◆ **Written exercise**:
Return every line of the records below that contains the string "subtitle", matching case exactly.

◆ **Dataset records**:
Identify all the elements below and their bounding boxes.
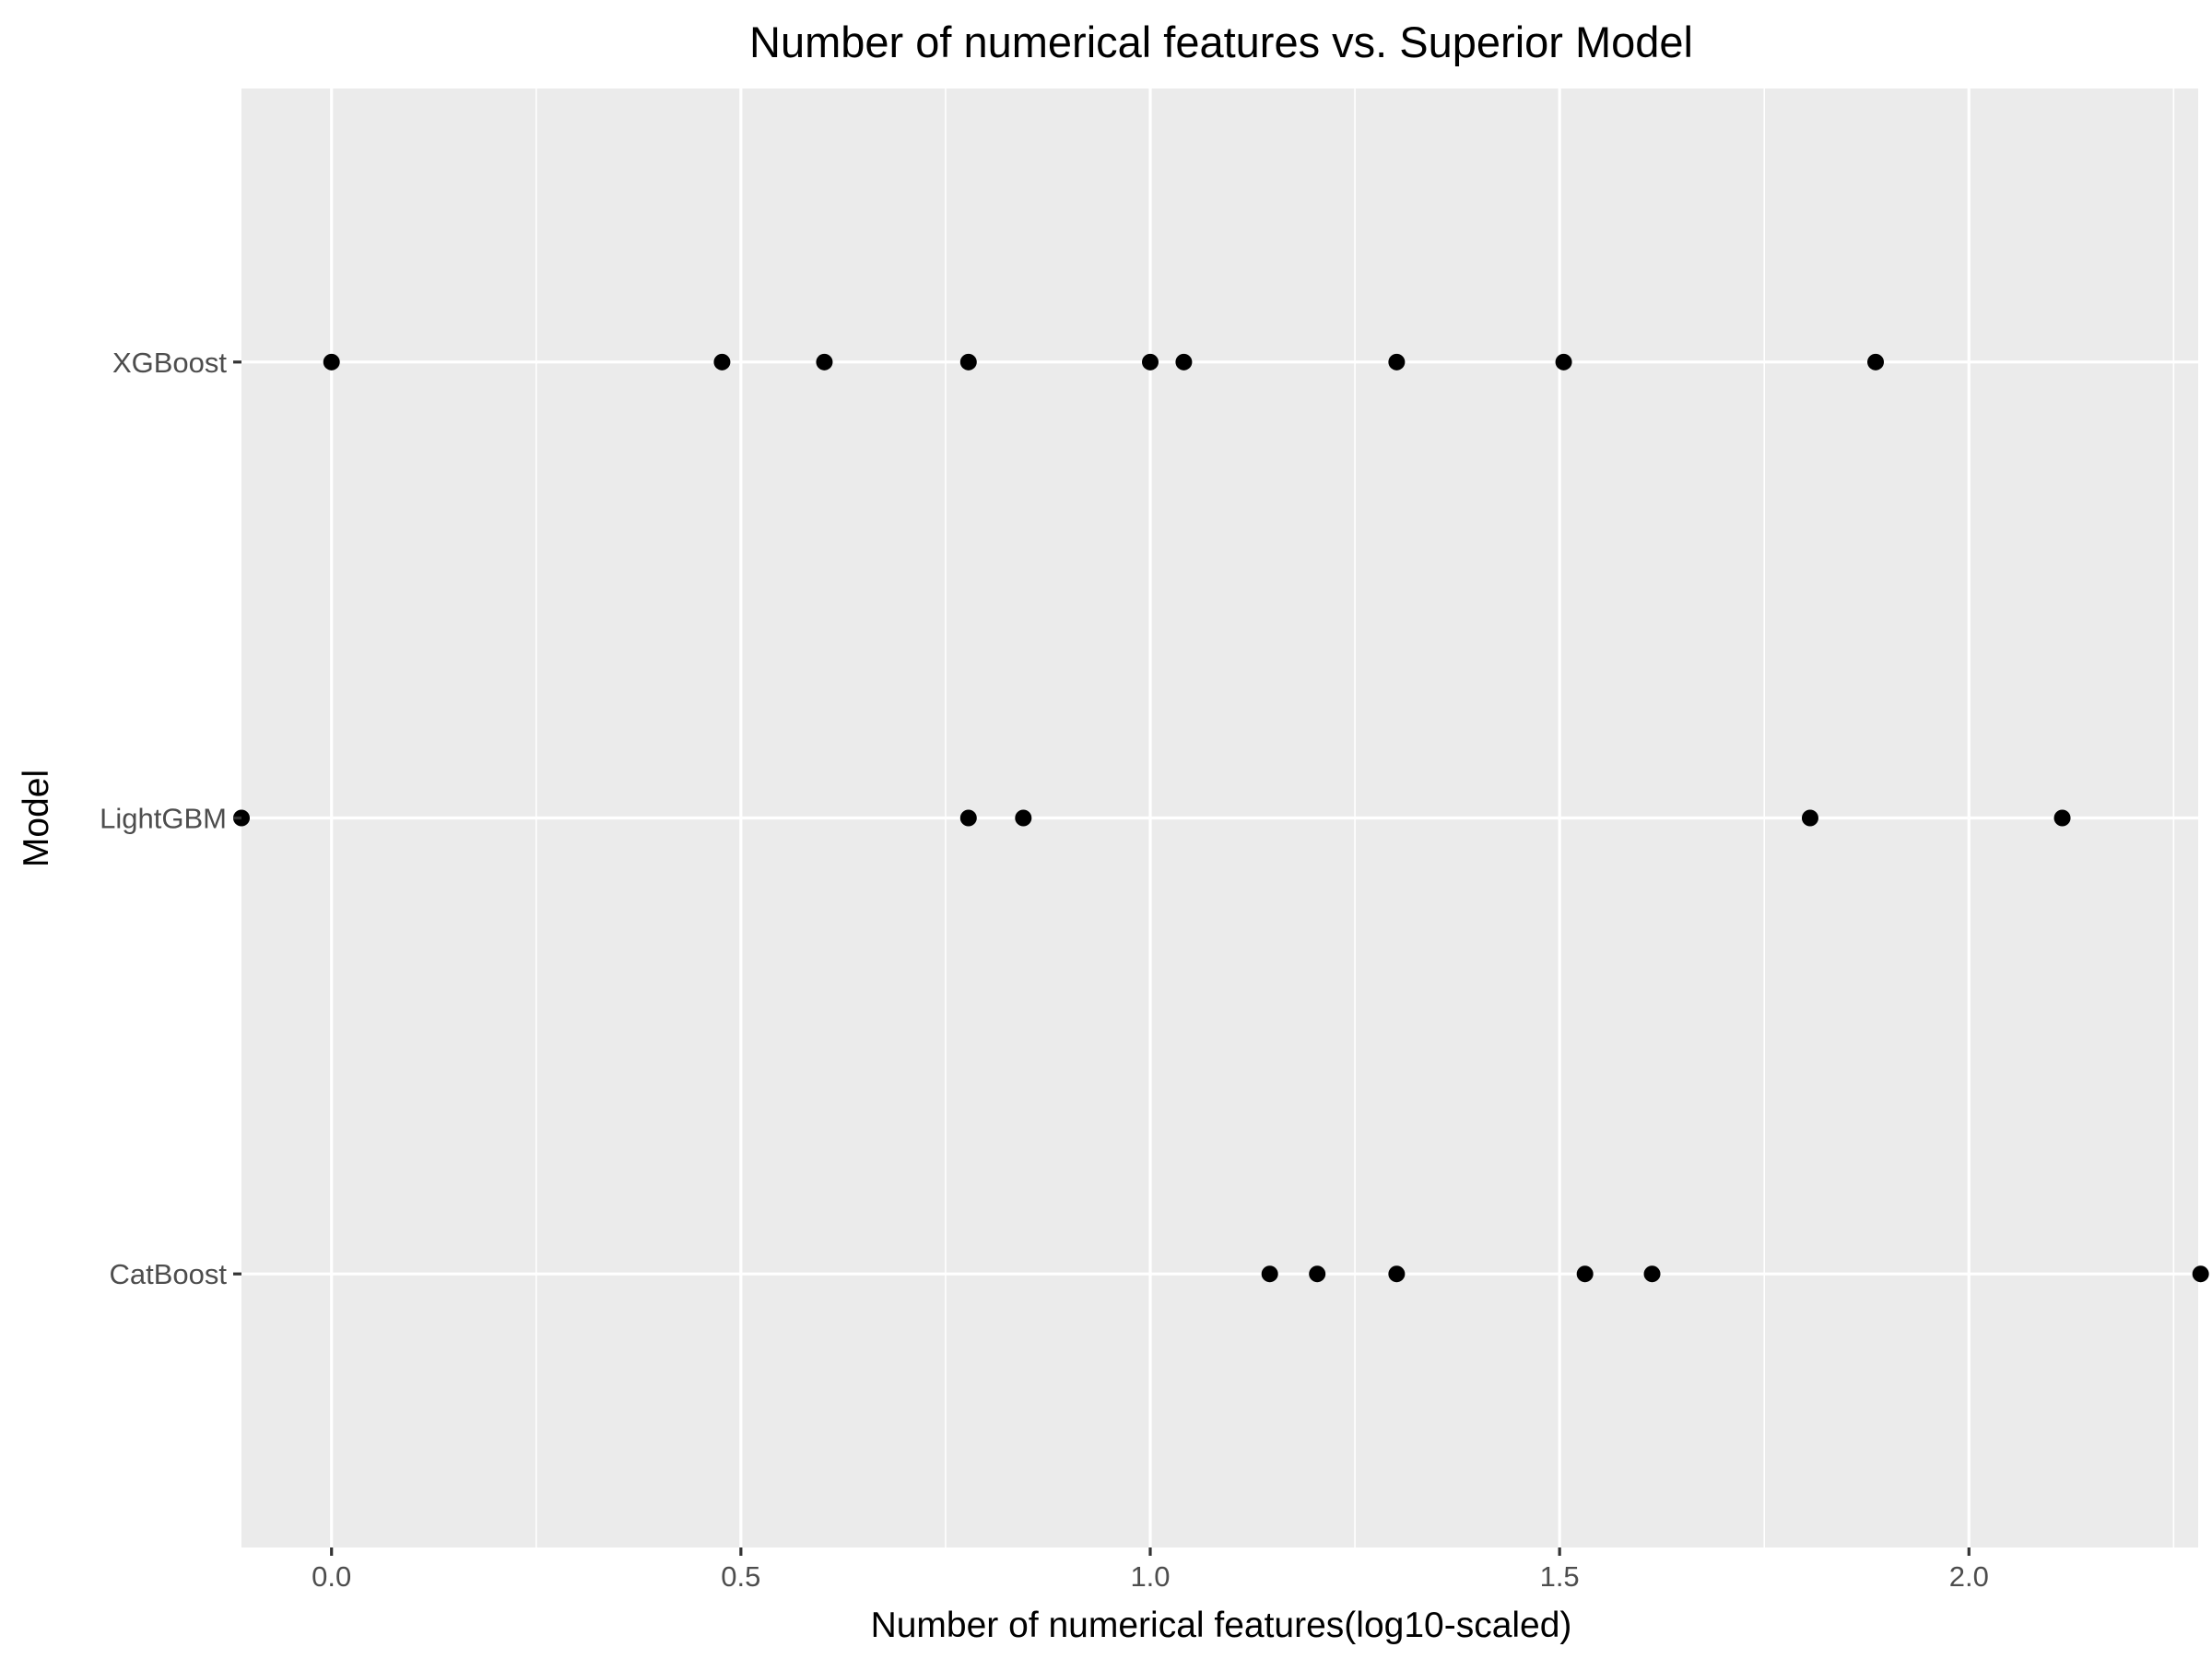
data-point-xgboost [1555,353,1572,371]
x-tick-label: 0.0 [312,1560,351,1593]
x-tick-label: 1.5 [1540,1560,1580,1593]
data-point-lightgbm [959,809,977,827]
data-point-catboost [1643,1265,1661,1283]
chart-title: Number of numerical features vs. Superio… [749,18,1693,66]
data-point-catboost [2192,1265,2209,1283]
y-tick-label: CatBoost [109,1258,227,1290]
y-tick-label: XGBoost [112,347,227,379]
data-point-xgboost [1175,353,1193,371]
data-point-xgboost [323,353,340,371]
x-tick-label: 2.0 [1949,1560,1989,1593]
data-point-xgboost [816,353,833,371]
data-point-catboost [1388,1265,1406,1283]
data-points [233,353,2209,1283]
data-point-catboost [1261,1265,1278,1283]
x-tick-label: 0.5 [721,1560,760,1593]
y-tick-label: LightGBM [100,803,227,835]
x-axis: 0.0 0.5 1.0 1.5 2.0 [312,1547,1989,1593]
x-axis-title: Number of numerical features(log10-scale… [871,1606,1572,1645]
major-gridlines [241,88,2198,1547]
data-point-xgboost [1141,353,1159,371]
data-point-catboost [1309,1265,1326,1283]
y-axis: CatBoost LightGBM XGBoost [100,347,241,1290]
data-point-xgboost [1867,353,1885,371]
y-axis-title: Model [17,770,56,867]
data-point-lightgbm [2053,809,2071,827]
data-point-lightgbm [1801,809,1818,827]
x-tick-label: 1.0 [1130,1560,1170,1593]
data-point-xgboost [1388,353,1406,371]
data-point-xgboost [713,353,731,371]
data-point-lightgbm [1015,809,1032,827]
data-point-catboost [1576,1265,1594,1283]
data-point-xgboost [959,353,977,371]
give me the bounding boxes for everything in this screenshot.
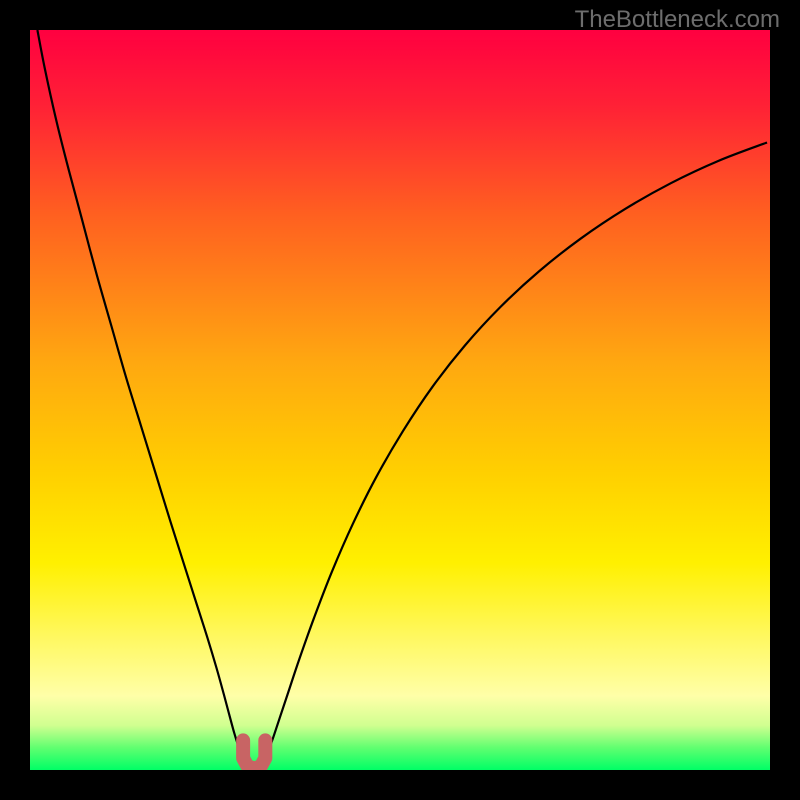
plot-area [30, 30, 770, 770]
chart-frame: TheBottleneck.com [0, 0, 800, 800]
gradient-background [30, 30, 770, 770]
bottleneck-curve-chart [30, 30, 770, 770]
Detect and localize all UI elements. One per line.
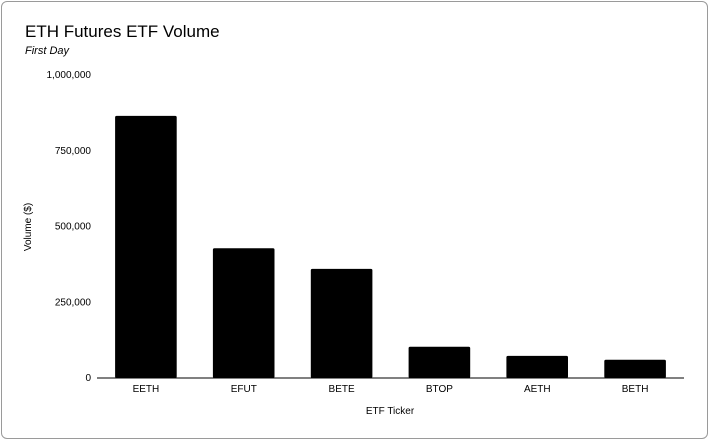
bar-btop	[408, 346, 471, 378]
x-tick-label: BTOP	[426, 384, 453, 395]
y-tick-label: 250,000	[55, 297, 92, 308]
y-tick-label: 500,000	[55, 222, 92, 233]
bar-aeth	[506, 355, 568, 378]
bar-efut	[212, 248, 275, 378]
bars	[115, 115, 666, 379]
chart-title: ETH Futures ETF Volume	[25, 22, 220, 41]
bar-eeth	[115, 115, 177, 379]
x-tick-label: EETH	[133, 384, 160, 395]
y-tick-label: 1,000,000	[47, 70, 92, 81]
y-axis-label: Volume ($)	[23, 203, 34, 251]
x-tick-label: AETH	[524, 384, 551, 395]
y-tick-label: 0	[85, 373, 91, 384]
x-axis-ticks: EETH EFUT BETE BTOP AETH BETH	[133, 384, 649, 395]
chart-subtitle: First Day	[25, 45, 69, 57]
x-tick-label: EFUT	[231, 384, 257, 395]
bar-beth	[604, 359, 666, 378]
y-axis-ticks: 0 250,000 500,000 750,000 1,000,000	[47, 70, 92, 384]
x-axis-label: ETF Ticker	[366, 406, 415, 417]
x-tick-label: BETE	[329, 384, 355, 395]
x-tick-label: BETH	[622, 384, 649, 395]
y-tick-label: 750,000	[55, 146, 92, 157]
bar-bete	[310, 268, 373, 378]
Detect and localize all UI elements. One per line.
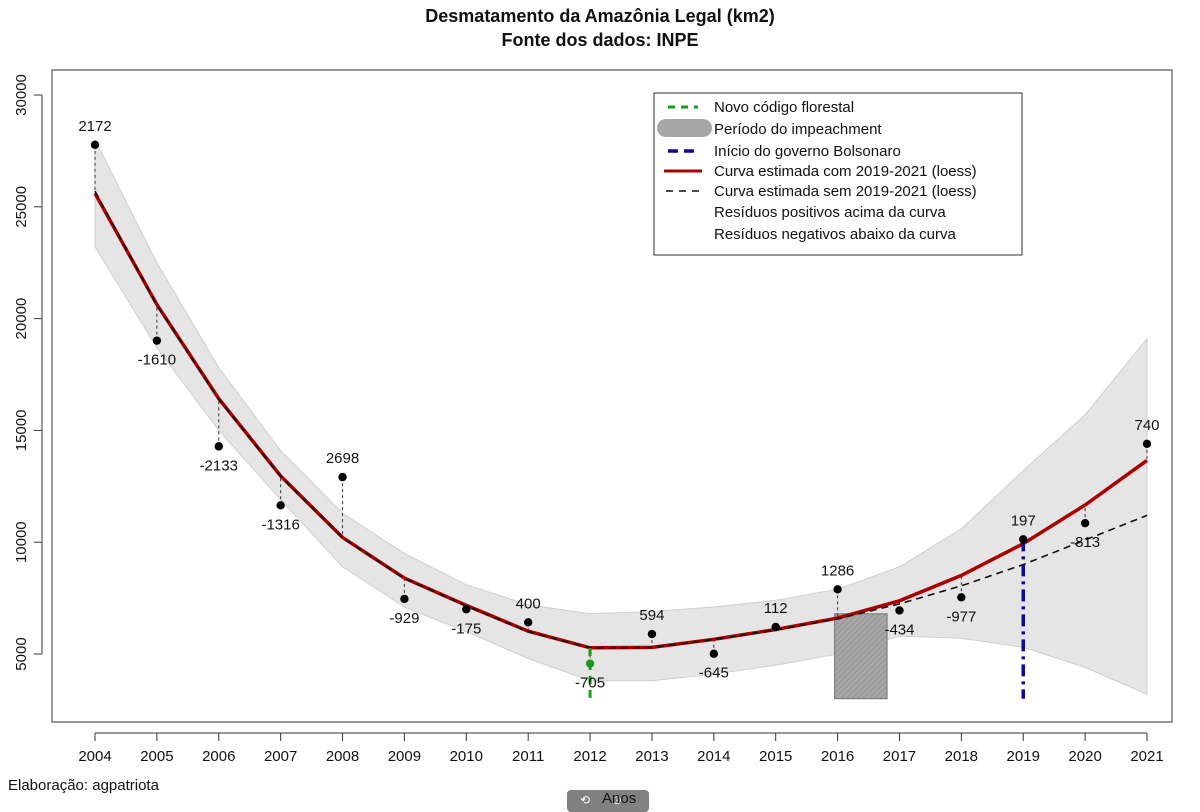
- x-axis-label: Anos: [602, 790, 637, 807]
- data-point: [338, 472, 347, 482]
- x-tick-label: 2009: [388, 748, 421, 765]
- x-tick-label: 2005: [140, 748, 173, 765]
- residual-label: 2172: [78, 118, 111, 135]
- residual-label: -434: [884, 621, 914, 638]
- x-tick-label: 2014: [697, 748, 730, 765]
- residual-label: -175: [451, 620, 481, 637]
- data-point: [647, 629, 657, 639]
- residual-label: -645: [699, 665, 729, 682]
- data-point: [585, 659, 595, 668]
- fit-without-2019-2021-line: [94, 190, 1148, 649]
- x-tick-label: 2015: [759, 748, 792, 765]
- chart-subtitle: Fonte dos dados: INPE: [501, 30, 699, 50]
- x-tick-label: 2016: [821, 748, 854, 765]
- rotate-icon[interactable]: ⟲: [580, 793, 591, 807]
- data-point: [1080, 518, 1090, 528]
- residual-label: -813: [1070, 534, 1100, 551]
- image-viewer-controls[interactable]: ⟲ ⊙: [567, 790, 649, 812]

◆ **Task output**:
chart-subtitle: First Day	[25, 45, 69, 57]
- chart-subtitle: Fonte dos dados: INPE: [501, 30, 699, 50]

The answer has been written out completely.